◆ What you are asked to do
Reproduce every line in the material below that holds "chart".

______

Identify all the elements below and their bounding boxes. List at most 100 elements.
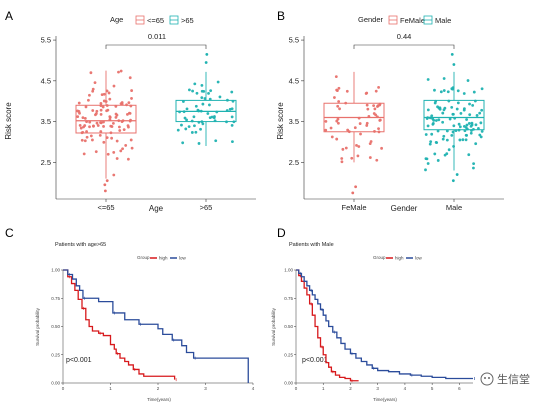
outlier-point — [204, 61, 208, 64]
data-point — [187, 125, 191, 129]
x-tick-label: 6 — [458, 386, 461, 391]
y-tick-label: 2.5 — [41, 158, 51, 167]
data-point — [102, 140, 106, 144]
y-tick-label: 0.00 — [51, 381, 60, 386]
data-point — [196, 108, 200, 112]
data-point — [474, 142, 478, 146]
data-point — [180, 123, 183, 127]
data-point — [201, 102, 205, 106]
panel-c-km: Patients with age>65 Group high low Surv… — [35, 242, 255, 402]
outlier-point — [452, 63, 456, 66]
data-point — [79, 126, 83, 130]
data-point — [99, 112, 103, 116]
data-point — [194, 130, 198, 134]
data-point — [102, 99, 106, 103]
data-point — [465, 127, 469, 131]
data-point — [213, 119, 217, 123]
data-point — [461, 138, 465, 142]
data-point — [188, 88, 191, 92]
y-axis-title: Risk score — [276, 102, 285, 140]
data-point — [115, 157, 119, 160]
data-point — [324, 119, 328, 123]
data-point — [88, 93, 91, 97]
data-point — [185, 118, 188, 122]
data-point — [126, 112, 129, 116]
data-point — [76, 115, 80, 119]
data-point — [193, 82, 197, 86]
x-axis-title: Gender — [391, 204, 418, 213]
data-point — [83, 117, 87, 120]
data-point — [120, 120, 124, 124]
data-point — [99, 121, 102, 125]
data-point — [462, 92, 466, 95]
x-axis-title: Time(years) — [373, 397, 397, 402]
data-point — [441, 120, 445, 124]
data-point — [181, 141, 185, 145]
data-point — [377, 85, 380, 89]
data-point — [130, 97, 133, 100]
data-point — [190, 119, 194, 123]
data-point — [426, 124, 430, 128]
data-point — [442, 134, 446, 138]
panel-letter-a: A — [5, 9, 13, 23]
data-point — [451, 130, 455, 134]
panel-letter-c: C — [5, 226, 14, 240]
data-point — [457, 128, 461, 132]
x-tick-label: Male — [446, 203, 462, 212]
legend-key-2 — [169, 15, 179, 25]
data-point — [469, 131, 473, 135]
data-point — [378, 118, 382, 122]
p-value-label: 0.44 — [397, 32, 412, 41]
data-point — [210, 115, 214, 119]
data-point — [472, 127, 475, 131]
data-point — [436, 129, 440, 133]
data-point — [192, 115, 196, 119]
data-point — [455, 107, 459, 111]
data-point — [114, 104, 118, 108]
x-tick-label: 4 — [404, 386, 407, 391]
x-tick-label: 5 — [431, 386, 434, 391]
data-point — [122, 128, 126, 131]
watermark-logo-eye — [484, 377, 486, 379]
data-point — [368, 156, 372, 159]
data-point — [472, 162, 476, 166]
data-point — [424, 133, 428, 136]
data-point — [344, 101, 348, 105]
data-point — [465, 133, 469, 137]
data-point — [92, 124, 95, 128]
y-tick-label: 4.5 — [41, 76, 51, 85]
data-point — [447, 99, 451, 103]
data-point — [337, 100, 341, 103]
data-point — [95, 121, 99, 125]
data-point — [477, 126, 480, 130]
data-point — [126, 124, 130, 127]
data-point — [347, 130, 351, 134]
data-point — [336, 117, 340, 121]
data-point — [338, 107, 341, 111]
x-tick-label: 3 — [376, 386, 379, 391]
data-point — [197, 142, 201, 145]
data-point — [430, 114, 434, 118]
data-point — [125, 103, 128, 107]
outlier-point — [354, 185, 358, 189]
data-point — [119, 69, 123, 73]
data-point — [424, 168, 427, 172]
y-tick-label: 2.5 — [289, 158, 299, 167]
y-tick-label: 5.5 — [289, 36, 299, 45]
data-point — [88, 125, 91, 129]
x-tick-label: 2 — [157, 386, 160, 391]
data-point — [95, 109, 99, 113]
y-tick-label: 0.50 — [284, 324, 293, 329]
y-tick-label: 0.50 — [51, 324, 60, 329]
data-point — [365, 103, 369, 107]
data-point — [82, 152, 86, 156]
significance-bracket — [353, 44, 455, 49]
data-point — [83, 139, 87, 143]
x-tick-label: 4 — [252, 386, 255, 391]
data-point — [99, 130, 103, 133]
data-point — [89, 71, 93, 75]
legend-title: Group — [373, 255, 386, 260]
data-point — [479, 121, 483, 125]
data-point — [226, 98, 229, 102]
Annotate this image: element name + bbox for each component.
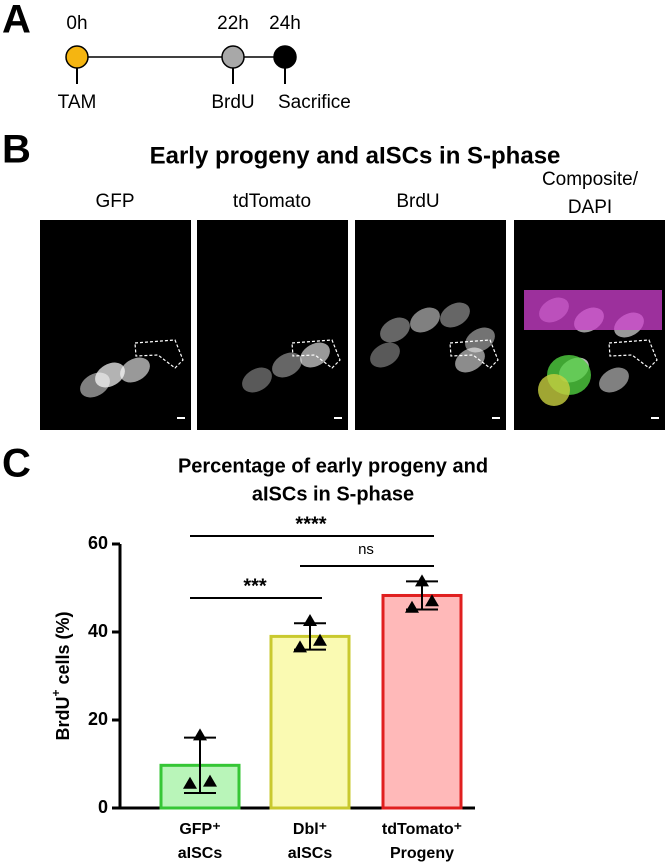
significance-label: ns [358, 541, 374, 558]
panel-title: Early progeny and aISCs in S-phase [150, 142, 561, 169]
data-point [193, 728, 207, 741]
chart-title: aISCs in S-phase [252, 483, 414, 505]
chart-title: Percentage of early progeny and [178, 455, 488, 477]
cell [380, 317, 410, 343]
event-label: BrdU [211, 92, 254, 113]
event-label: TAM [58, 92, 97, 113]
y-tick-label: 0 [98, 797, 108, 817]
timepoint [221, 45, 245, 69]
x-tick-label: Dbl⁺ [293, 821, 327, 838]
outline [449, 339, 499, 369]
timepoint [65, 45, 89, 69]
data-point [415, 574, 429, 587]
outline [291, 339, 341, 369]
data-point [183, 776, 197, 789]
time-label: 0h [66, 13, 87, 34]
channel-label: tdTomato [233, 191, 311, 212]
overlay [538, 374, 570, 406]
x-tick-label: GFP⁺ [179, 821, 220, 838]
channel-label: Composite/ [542, 169, 639, 190]
outline [608, 339, 658, 369]
cell [440, 302, 470, 328]
data-point [303, 614, 317, 626]
cell [120, 357, 150, 383]
cell [370, 342, 400, 368]
data-point [313, 633, 327, 646]
x-tick-label: aISCs [178, 845, 223, 862]
data-point [293, 640, 307, 653]
data-point [203, 774, 217, 787]
cell [455, 347, 485, 373]
cell [272, 352, 302, 378]
channel-label: DAPI [568, 197, 612, 218]
bar [269, 634, 351, 810]
significance-label: **** [295, 513, 326, 535]
y-tick-label: 60 [88, 533, 108, 553]
panel-label: B [2, 128, 31, 172]
data-point [425, 594, 439, 607]
y-tick-label: 40 [88, 621, 108, 641]
time-label: 24h [269, 13, 301, 34]
significance-label: *** [243, 575, 267, 597]
x-tick-label: aISCs [288, 845, 333, 862]
channel-label: BrdU [396, 191, 439, 212]
cell [465, 327, 495, 353]
y-tick-label: 20 [88, 709, 108, 729]
bar [381, 593, 463, 810]
micrograph [40, 220, 191, 430]
panel-label: C [2, 442, 31, 486]
overlay [524, 290, 662, 330]
cell [80, 372, 110, 398]
outline [134, 339, 184, 369]
cell [599, 367, 629, 393]
panel-label: A [2, 0, 31, 42]
cell [242, 367, 272, 393]
channel-label: GFP [95, 191, 134, 212]
timepoint [273, 45, 297, 69]
cell [300, 342, 330, 368]
cell [410, 307, 440, 333]
data-point [405, 600, 419, 613]
x-tick-label: tdTomato⁺ [382, 821, 462, 838]
time-label: 22h [217, 13, 249, 34]
event-label: Sacrifice [278, 92, 351, 113]
x-tick-label: Progeny [390, 845, 454, 862]
y-axis-label: BrdU+ cells (%) [49, 611, 73, 740]
micrograph [197, 220, 348, 430]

______

◆ Result for this task
chart-title: aISCs in S-phase [252, 483, 414, 505]
chart-title: Percentage of early progeny and [178, 455, 488, 477]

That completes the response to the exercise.